**WHAT YOU NEED TO DO**
Below is a listing. Gather each line of it that contains "связи".

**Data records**
---
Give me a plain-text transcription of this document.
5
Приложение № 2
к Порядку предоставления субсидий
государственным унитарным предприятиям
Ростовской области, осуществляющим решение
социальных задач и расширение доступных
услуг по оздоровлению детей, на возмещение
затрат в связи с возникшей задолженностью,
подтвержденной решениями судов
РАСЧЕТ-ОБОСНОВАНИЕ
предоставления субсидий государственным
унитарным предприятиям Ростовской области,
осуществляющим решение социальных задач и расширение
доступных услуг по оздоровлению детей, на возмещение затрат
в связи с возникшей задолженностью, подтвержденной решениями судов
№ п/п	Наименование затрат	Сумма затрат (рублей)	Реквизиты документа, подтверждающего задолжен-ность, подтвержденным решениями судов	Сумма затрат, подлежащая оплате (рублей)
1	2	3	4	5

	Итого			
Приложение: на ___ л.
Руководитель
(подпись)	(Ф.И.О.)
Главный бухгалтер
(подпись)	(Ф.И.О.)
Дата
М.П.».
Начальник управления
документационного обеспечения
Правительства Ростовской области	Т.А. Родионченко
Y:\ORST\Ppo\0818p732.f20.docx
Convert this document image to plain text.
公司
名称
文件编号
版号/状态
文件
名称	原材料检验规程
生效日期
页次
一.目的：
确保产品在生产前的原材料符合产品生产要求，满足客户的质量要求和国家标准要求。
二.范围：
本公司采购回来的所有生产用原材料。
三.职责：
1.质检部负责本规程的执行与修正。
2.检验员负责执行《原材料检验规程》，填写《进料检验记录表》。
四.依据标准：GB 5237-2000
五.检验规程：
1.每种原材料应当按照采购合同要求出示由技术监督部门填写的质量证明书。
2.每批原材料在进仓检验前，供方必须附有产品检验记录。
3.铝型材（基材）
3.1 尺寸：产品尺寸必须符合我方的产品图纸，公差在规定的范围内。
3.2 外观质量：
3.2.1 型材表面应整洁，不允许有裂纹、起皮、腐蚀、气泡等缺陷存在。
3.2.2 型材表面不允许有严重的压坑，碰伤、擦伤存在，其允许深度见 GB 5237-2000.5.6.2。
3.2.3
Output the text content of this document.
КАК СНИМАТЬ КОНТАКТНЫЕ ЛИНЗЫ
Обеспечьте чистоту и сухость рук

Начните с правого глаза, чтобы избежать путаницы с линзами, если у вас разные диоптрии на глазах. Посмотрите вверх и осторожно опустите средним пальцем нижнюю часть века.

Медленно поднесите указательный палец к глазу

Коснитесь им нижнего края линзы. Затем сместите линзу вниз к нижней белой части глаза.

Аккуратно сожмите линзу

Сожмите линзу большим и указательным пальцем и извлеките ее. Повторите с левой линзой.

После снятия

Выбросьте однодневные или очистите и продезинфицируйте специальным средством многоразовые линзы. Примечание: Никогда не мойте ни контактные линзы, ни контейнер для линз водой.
---
**SOLUTION TO THIS EXERCISE**
затрат в связи с возникшей задолженностью,
в связи с возникшей задолженностью, подтвержденной решениями судов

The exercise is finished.